= EXERCISE =
Write the material out again in full, exactly.

= INFORMATION PROVIDED =
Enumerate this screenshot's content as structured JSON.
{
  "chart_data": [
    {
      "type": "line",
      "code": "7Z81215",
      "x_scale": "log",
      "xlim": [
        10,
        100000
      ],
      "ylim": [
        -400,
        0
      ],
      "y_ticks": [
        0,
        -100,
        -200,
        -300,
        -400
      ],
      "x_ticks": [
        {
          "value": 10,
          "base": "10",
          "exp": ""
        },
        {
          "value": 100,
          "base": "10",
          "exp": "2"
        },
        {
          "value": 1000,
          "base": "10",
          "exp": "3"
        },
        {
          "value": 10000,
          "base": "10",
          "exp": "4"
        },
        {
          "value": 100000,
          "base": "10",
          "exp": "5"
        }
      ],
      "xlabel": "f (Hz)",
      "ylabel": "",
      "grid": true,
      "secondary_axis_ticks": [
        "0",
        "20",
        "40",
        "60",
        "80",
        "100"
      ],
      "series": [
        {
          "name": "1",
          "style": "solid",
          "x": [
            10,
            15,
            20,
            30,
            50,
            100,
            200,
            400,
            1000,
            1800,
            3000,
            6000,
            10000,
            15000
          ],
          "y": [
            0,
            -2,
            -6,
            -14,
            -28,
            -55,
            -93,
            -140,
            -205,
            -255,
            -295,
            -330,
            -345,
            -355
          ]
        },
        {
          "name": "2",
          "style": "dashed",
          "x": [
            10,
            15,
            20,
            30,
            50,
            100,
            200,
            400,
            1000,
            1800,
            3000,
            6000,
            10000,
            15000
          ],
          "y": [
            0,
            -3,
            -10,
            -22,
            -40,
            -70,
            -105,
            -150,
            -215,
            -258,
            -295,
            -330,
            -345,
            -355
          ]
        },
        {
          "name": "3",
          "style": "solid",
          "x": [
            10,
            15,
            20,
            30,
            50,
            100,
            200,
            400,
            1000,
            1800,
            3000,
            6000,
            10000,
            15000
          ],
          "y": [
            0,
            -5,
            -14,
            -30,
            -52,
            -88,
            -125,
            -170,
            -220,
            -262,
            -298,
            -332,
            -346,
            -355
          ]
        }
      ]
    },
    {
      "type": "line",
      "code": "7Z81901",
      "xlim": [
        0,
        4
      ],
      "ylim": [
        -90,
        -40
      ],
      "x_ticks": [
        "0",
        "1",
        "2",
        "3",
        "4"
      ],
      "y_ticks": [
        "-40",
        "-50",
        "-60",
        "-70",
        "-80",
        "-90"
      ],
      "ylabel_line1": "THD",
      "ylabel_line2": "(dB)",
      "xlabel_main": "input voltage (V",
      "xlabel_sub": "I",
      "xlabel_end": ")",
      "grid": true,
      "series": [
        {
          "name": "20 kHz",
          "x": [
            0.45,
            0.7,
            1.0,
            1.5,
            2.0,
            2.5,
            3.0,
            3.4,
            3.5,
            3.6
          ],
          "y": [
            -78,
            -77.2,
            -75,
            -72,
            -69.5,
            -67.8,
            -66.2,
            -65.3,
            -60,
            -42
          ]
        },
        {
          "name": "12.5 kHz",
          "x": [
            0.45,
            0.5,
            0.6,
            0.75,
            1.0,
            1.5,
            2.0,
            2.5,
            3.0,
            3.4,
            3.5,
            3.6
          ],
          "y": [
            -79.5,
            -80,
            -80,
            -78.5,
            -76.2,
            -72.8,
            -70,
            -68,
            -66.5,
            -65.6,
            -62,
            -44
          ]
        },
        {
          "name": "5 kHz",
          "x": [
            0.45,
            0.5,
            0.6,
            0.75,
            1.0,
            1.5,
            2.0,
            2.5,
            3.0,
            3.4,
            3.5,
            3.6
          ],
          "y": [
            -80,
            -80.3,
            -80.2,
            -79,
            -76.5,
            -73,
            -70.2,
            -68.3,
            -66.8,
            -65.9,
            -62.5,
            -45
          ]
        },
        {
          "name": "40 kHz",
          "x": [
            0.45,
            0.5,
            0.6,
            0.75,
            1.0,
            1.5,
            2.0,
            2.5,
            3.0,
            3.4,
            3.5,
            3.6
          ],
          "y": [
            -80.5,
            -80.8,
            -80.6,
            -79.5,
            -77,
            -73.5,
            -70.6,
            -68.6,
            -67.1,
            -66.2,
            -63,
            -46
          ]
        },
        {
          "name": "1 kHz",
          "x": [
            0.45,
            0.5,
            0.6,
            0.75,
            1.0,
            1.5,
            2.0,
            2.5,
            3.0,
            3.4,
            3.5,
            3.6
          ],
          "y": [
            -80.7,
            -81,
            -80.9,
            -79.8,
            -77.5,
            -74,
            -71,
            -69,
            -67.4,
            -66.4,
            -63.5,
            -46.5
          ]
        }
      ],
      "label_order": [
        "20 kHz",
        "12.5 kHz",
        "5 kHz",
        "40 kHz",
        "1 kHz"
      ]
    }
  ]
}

= TASK RESULT =
Enumerate this screenshot's content as structured JSON.
{
  "chart_data": [
    {
      "type": "line",
      "code": "7Z81215",
      "x_scale": "log",
      "xlim": [
        10,
        100000
      ],
      "ylim": [
        -400,
        0
      ],
      "y_ticks": [
        0,
        -100,
        -200,
        -300,
        -400
      ],
      "x_ticks": [
        {
          "value": 10,
          "base": "10",
          "exp": ""
        },
        {
          "value": 100,
          "base": "10",
          "exp": "2"
        },
        {
          "value": 1000,
          "base": "10",
          "exp": "3"
        },
        {
          "value": 10000,
          "base": "10",
          "exp": "4"
        },
        {
          "value": 100000,
          "base": "10",
          "exp": "5"
        }
      ],
      "xlabel": "f (Hz)",
      "ylabel": "",
      "grid": true,
      "secondary_axis_ticks": [
        "0",
        "20",
        "40",
        "60",
        "80",
        "100"
      ],
      "series": [
        {
          "name": "1",
          "style": "solid",
          "x": [
            10,
            15,
            20,
            30,
            50,
            100,
            200,
            400,
            1000,
            1800,
            3000,
            6000,
            10000,
            15000
          ],
          "y": [
            0,
            -2,
            -6,
            -14,
            -28,
            -55,
            -93,
            -140,
            -205,
            -255,
            -295,
            -330,
            -345,
            -355
          ]
        },
        {
          "name": "2",
          "style": "dashed",
          "x": [
            10,
            15,
            20,
            30,
            50,
            100,
            200,
            400,
            1000,
            1800,
            3000,
            6000,
            10000,
            15000
          ],
          "y": [
            0,
            -3,
            -10,
            -22,
            -40,
            -70,
            -105,
            -150,
            -215,
            -258,
            -295,
            -330,
            -345,
            -355
          ]
        },
        {
          "name": "3",
          "style": "solid",
          "x": [
            10,
            15,
            20,
            30,
            50,
            100,
            200,
            400,
            1000,
            1800,
            3000,
            6000,
            10000,
            15000
          ],
          "y": [
            0,
            -5,
            -14,
            -30,
            -52,
            -88,
            -125,
            -170,
            -220,
            -262,
            -298,
            -332,
            -346,
            -355
          ]
        }
      ]
    },
    {
      "type": "line",
      "code": "7Z81901",
      "xlim": [
        0,
        4
      ],
      "ylim": [
        -90,
        -40
      ],
      "x_ticks": [
        "0",
        "1",
        "2",
        "3",
        "4"
      ],
      "y_ticks": [
        "-40",
        "-50",
        "-60",
        "-70",
        "-80",
        "-90"
      ],
      "ylabel_line1": "THD",
      "ylabel_line2": "(dB)",
      "xlabel_main": "input voltage (V",
      "xlabel_sub": "I",
      "xlabel_end": ")",
      "grid": true,
      "series": [
        {
          "name": "20 kHz",
          "x": [
            0.45,
            0.7,
            1.0,
            1.5,
            2.0,
            2.5,
            3.0,
            3.4,
            3.5,
            3.6
          ],
          "y": [
            -78,
            -77.2,
            -75,
            -72,
            -69.5,
            -67.8,
            -66.2,
            -65.3,
            -60,
            -42
          ]
        },
        {
          "name": "12.5 kHz",
          "x": [
            0.45,
            0.5,
            0.6,
            0.75,
            1.0,
            1.5,
            2.0,
            2.5,
            3.0,
            3.4,
            3.5,
            3.6
          ],
          "y": [
            -79.5,
            -80,
            -80,
            -78.5,
            -76.2,
            -72.8,
            -70,
            -68,
            -66.5,
            -65.6,
            -62,
            -44
          ]
        },
        {
          "name": "5 kHz",
          "x": [
            0.45,
            0.5,
            0.6,
            0.75,
            1.0,
            1.5,
            2.0,
            2.5,
            3.0,
            3.4,
            3.5,
            3.6
          ],
          "y": [
            -80,
            -80.3,
            -80.2,
            -79,
            -76.5,
            -73,
            -70.2,
            -68.3,
            -66.8,
            -65.9,
            -62.5,
            -45
          ]
        },
        {
          "name": "40 kHz",
          "x": [
            0.45,
            0.5,
            0.6,
            0.75,
            1.0,
            1.5,
            2.0,
            2.5,
            3.0,
            3.4,
            3.5,
            3.6
          ],
          "y": [
            -80.5,
            -80.8,
            -80.6,
            -79.5,
            -77,
            -73.5,
            -70.6,
            -68.6,
            -67.1,
            -66.2,
            -63,
            -46
          ]
        },
        {
          "name": "1 kHz",
          "x": [
            0.45,
            0.5,
            0.6,
            0.75,
            1.0,
            1.5,
            2.0,
            2.5,
            3.0,
            3.4,
            3.5,
            3.6
          ],
          "y": [
            -80.7,
            -81,
            -80.9,
            -79.8,
            -77.5,
            -74,
            -71,
            -69,
            -67.4,
            -66.4,
            -63.5,
            -46.5
          ]
        }
      ],
      "label_order": [
        "20 kHz",
        "12.5 kHz",
        "5 kHz",
        "40 kHz",
        "1 kHz"
      ]
    }
  ]
}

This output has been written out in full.